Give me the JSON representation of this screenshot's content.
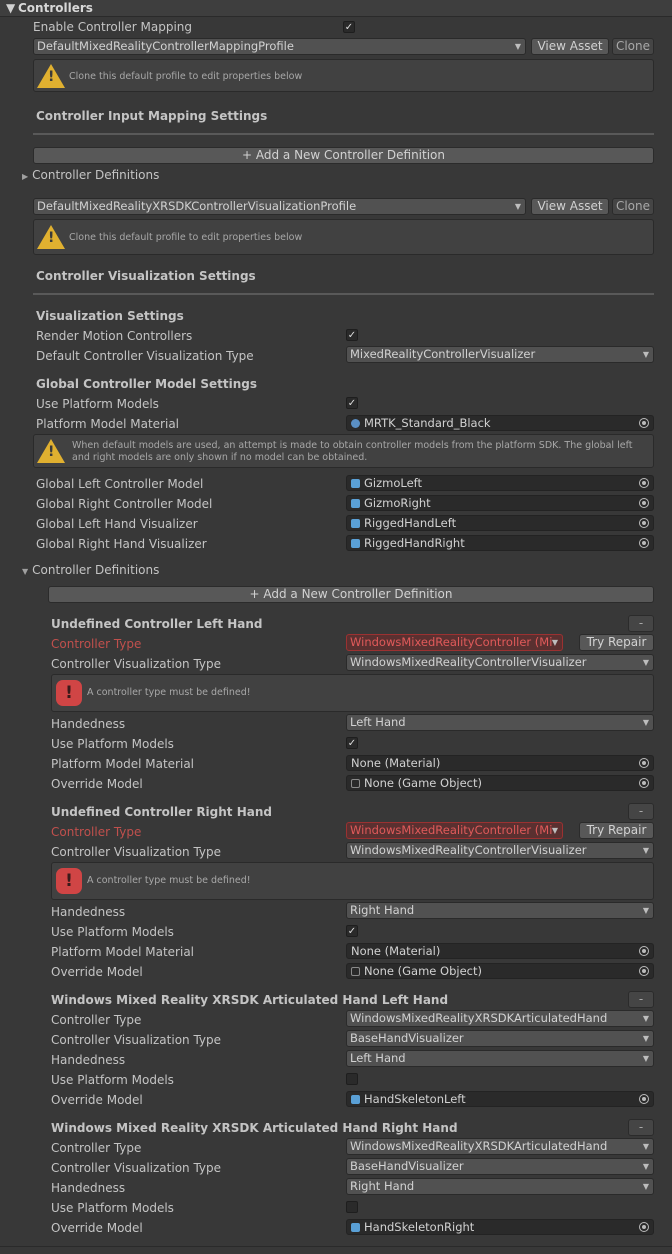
{
  "header": {
    "title": "Controllers"
  },
  "mapping": {
    "enable_label": "Enable Controller Mapping",
    "enabled": true,
    "profile": "DefaultMixedRealityControllerMappingProfile",
    "view_asset": "View Asset",
    "clone": "Clone",
    "help": "Clone this default profile to edit properties below",
    "settings_title": "Controller Input Mapping Settings",
    "add_button": "+ Add a New Controller Definition",
    "definitions_label": "Controller Definitions"
  },
  "visualization": {
    "profile": "DefaultMixedRealityXRSDKControllerVisualizationProfile",
    "view_asset": "View Asset",
    "clone": "Clone",
    "help": "Clone this default profile to edit properties below",
    "settings_title": "Controller Visualization Settings",
    "vis_settings_title": "Visualization Settings",
    "render_label": "Render Motion Controllers",
    "render_checked": true,
    "default_type_label": "Default Controller Visualization Type",
    "default_type_value": "MixedRealityControllerVisualizer",
    "global_title": "Global Controller Model Settings",
    "use_platform_label": "Use Platform Models",
    "use_platform_checked": true,
    "platform_material_label": "Platform Model Material",
    "platform_material_value": "MRTK_Standard_Black",
    "help_models": "When default models are used, an attempt is made to obtain controller models from the platform SDK. The global left and right models are only shown if no model can be obtained.",
    "global_left_label": "Global Left Controller Model",
    "global_left_value": "GizmoLeft",
    "global_right_label": "Global Right Controller Model",
    "global_right_value": "GizmoRight",
    "left_hand_label": "Global Left Hand Visualizer",
    "left_hand_value": "RiggedHandLeft",
    "right_hand_label": "Global Right Hand Visualizer",
    "right_hand_value": "RiggedHandRight",
    "definitions_label": "Controller Definitions",
    "add_button": "+ Add a New Controller Definition"
  },
  "labels": {
    "controller_type": "Controller Type",
    "vis_type": "Controller Visualization Type",
    "handedness": "Handedness",
    "use_platform": "Use Platform Models",
    "platform_material": "Platform Model Material",
    "override_model": "Override Model",
    "remove": "-",
    "try_repair": "Try Repair",
    "error": "A controller type must be defined!"
  },
  "definitions": [
    {
      "title": "Undefined Controller Left Hand",
      "controller_type": "WindowsMixedRealityController (Mi",
      "vis_type": "WindowsMixedRealityControllerVisualizer",
      "handedness": "Left Hand",
      "use_platform": true,
      "platform_material": "None (Material)",
      "override_model": "None (Game Object)"
    },
    {
      "title": "Undefined Controller Right Hand",
      "controller_type": "WindowsMixedRealityController (Mi",
      "vis_type": "WindowsMixedRealityControllerVisualizer",
      "handedness": "Right Hand",
      "use_platform": true,
      "platform_material": "None (Material)",
      "override_model": "None (Game Object)"
    },
    {
      "title": "Windows Mixed Reality XRSDK Articulated Hand Left Hand",
      "controller_type": "WindowsMixedRealityXRSDKArticulatedHand",
      "vis_type": "BaseHandVisualizer",
      "handedness": "Left Hand",
      "use_platform": false,
      "override_model": "HandSkeletonLeft"
    },
    {
      "title": "Windows Mixed Reality XRSDK Articulated Hand Right Hand",
      "controller_type": "WindowsMixedRealityXRSDKArticulatedHand",
      "vis_type": "BaseHandVisualizer",
      "handedness": "Right Hand",
      "use_platform": false,
      "override_model": "HandSkeletonRight"
    }
  ]
}
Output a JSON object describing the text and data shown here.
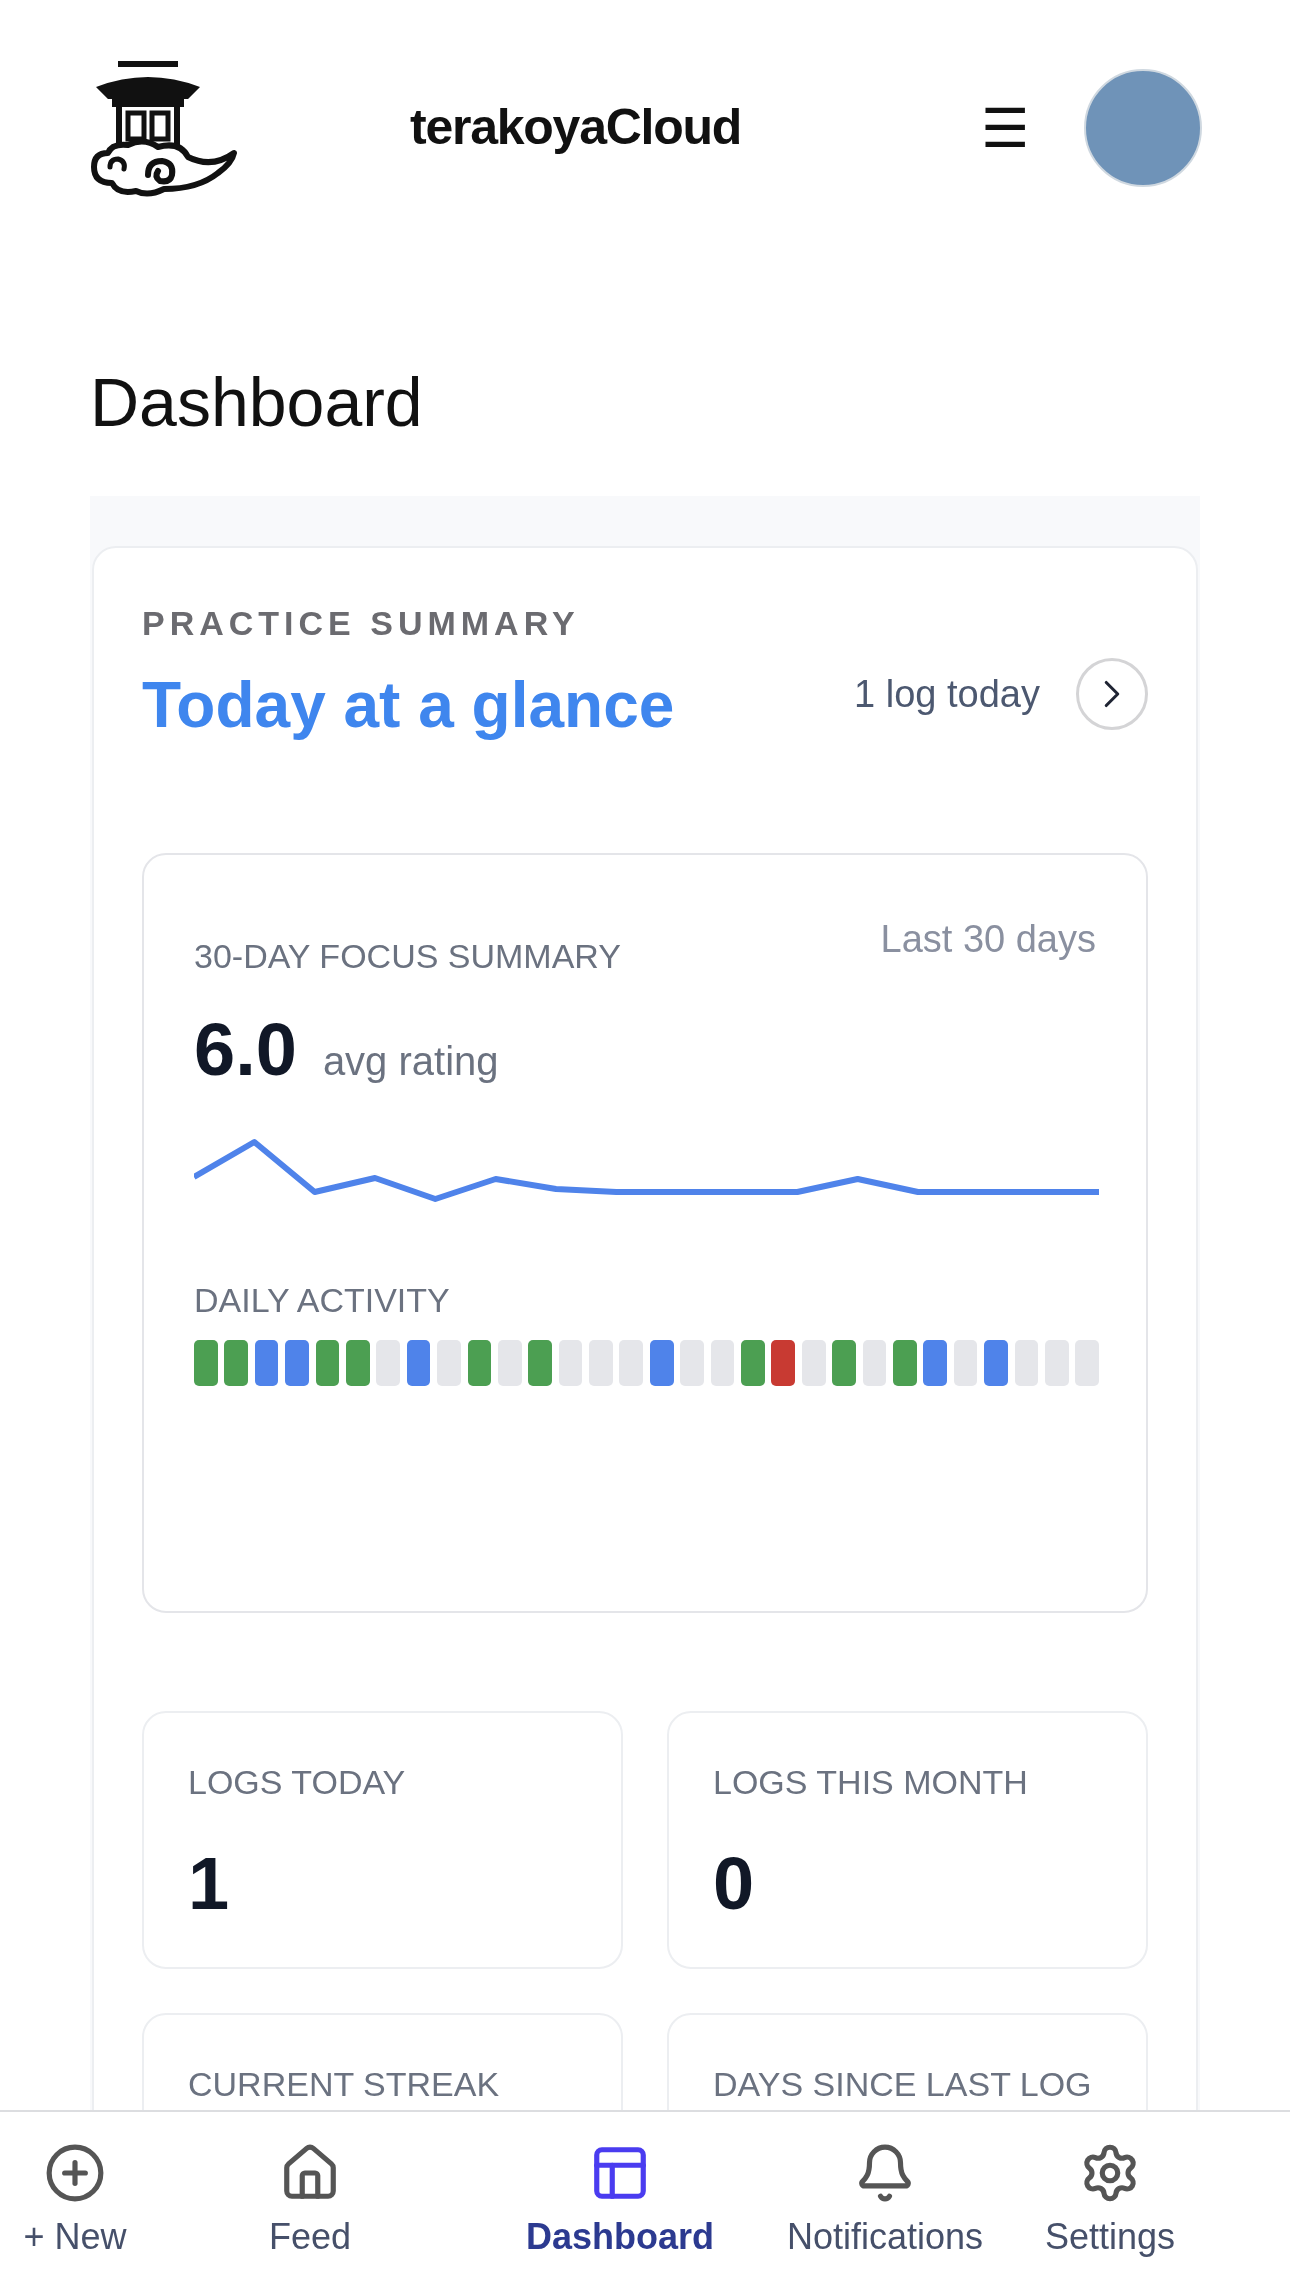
{
  "header": {
    "app_name": "terakoyaCloud",
    "menu_glyph": "☰"
  },
  "page_title": "Dashboard",
  "summary": {
    "eyebrow": "PRACTICE SUMMARY",
    "title": "Today at a glance",
    "log_count": "1 log today",
    "focus": {
      "label": "30-DAY FOCUS SUMMARY",
      "range": "Last 30 days",
      "value": "6.0",
      "unit": "avg rating",
      "activity_label": "DAILY ACTIVITY",
      "activity": [
        {
          "color": "#4c9f52"
        },
        {
          "color": "#4c9f52"
        },
        {
          "color": "#4f83ea"
        },
        {
          "color": "#4f83ea"
        },
        {
          "color": "#4c9f52"
        },
        {
          "color": "#4c9f52"
        },
        {
          "color": "#e5e6ea"
        },
        {
          "color": "#4f83ea"
        },
        {
          "color": "#e5e6ea"
        },
        {
          "color": "#4c9f52"
        },
        {
          "color": "#e5e6ea"
        },
        {
          "color": "#4c9f52"
        },
        {
          "color": "#e5e6ea"
        },
        {
          "color": "#e5e6ea"
        },
        {
          "color": "#e5e6ea"
        },
        {
          "color": "#4f83ea"
        },
        {
          "color": "#e5e6ea"
        },
        {
          "color": "#e5e6ea"
        },
        {
          "color": "#4c9f52"
        },
        {
          "color": "#c83a32"
        },
        {
          "color": "#e5e6ea"
        },
        {
          "color": "#4c9f52"
        },
        {
          "color": "#e5e6ea"
        },
        {
          "color": "#4c9f52"
        },
        {
          "color": "#4f83ea"
        },
        {
          "color": "#e5e6ea"
        },
        {
          "color": "#4f83ea"
        },
        {
          "color": "#e5e6ea"
        },
        {
          "color": "#e5e6ea"
        },
        {
          "color": "#e5e6ea"
        }
      ]
    },
    "stats": [
      {
        "label": "LOGS TODAY",
        "value": "1"
      },
      {
        "label": "LOGS THIS MONTH",
        "value": "0"
      },
      {
        "label": "CURRENT STREAK"
      },
      {
        "label": "DAYS SINCE LAST LOG"
      }
    ]
  },
  "nav": [
    {
      "kind": "new",
      "label": "+ New",
      "selected": false
    },
    {
      "kind": "feed",
      "label": "Feed",
      "selected": false
    },
    {
      "kind": "dashboard",
      "label": "Dashboard",
      "selected": true
    },
    {
      "kind": "notifications",
      "label": "Notifications",
      "selected": false
    },
    {
      "kind": "settings",
      "label": "Settings",
      "selected": false
    }
  ]
}
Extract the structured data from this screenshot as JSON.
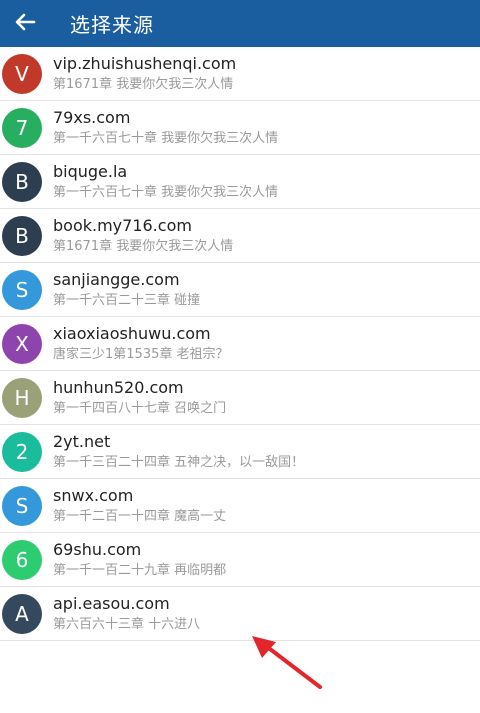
{
  "header": {
    "title": "选择来源",
    "back_icon": "arrow-left-icon",
    "color": "#1b5ea0"
  },
  "sources": [
    {
      "letter": "V",
      "name": "vip.zhuishushenqi.com",
      "chapter": "第1671章 我要你欠我三次人情",
      "color": "#c0392b"
    },
    {
      "letter": "7",
      "name": "79xs.com",
      "chapter": "第一千六百七十章 我要你欠我三次人情",
      "color": "#27ae60"
    },
    {
      "letter": "B",
      "name": "biquge.la",
      "chapter": "第一千六百七十章 我要你欠我三次人情",
      "color": "#2c3e50"
    },
    {
      "letter": "B",
      "name": "book.my716.com",
      "chapter": "第1671章 我要你欠我三次人情",
      "color": "#2c3e50"
    },
    {
      "letter": "S",
      "name": "sanjiangge.com",
      "chapter": "第一千六百二十三章 碰撞",
      "color": "#3498db"
    },
    {
      "letter": "X",
      "name": "xiaoxiaoshuwu.com",
      "chapter": "唐家三少1第1535章 老祖宗？",
      "color": "#8e44ad"
    },
    {
      "letter": "H",
      "name": "hunhun520.com",
      "chapter": "第一千四百八十七章 召唤之门",
      "color": "#9aa078"
    },
    {
      "letter": "2",
      "name": "2yt.net",
      "chapter": "第一千三百二十四章 五神之决，以一敌国！",
      "color": "#1abc9c"
    },
    {
      "letter": "S",
      "name": "snwx.com",
      "chapter": "第一千二百一十四章 魔高一丈",
      "color": "#3498db"
    },
    {
      "letter": "6",
      "name": "69shu.com",
      "chapter": "第一千一百二十九章 再临明都",
      "color": "#2ecc71"
    },
    {
      "letter": "A",
      "name": "api.easou.com",
      "chapter": "第六百六十三章 十六进八",
      "color": "#34495e"
    }
  ],
  "annotation": {
    "icon": "red-arrow-icon",
    "color": "#e3262a"
  }
}
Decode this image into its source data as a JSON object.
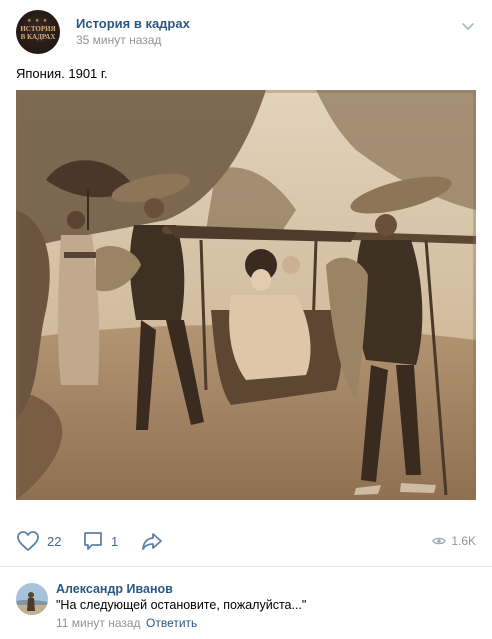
{
  "group": {
    "name": "История в кадрах",
    "time": "35 минут назад",
    "avatar_text_line1": "ИСТОРИЯ",
    "avatar_text_line2": "В КАДРАХ",
    "avatar_icon": "group-logo"
  },
  "post": {
    "text": "Япония. 1901 г.",
    "photo_icon": "sepia-photo-kago-palanquin"
  },
  "actions": {
    "likes": "22",
    "comments": "1",
    "views": "1.6K",
    "like_icon": "heart-icon",
    "comment_icon": "comment-icon",
    "share_icon": "share-arrow-icon",
    "views_icon": "eye-icon",
    "more_icon": "chevron-down-icon"
  },
  "comment": {
    "author": "Александр Иванов",
    "text": "\"На следующей остановите, пожалуйста...\"",
    "time": "11 минут назад",
    "reply_label": "Ответить"
  },
  "colors": {
    "link": "#2a5885",
    "muted": "#939393",
    "action": "#45678f",
    "divider": "#e7e8ec"
  }
}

*WHAT YOU NEED TO DO:*
Search the data for "shown". Copy every matching line.

*TASK SOLUTION:*
    "help_models": "When default models are used, an attempt is made to obtain controller models from the platform SDK. The global left and right models are only shown if no model can be obtained.",
Output a JSON object describing the text and data shown here.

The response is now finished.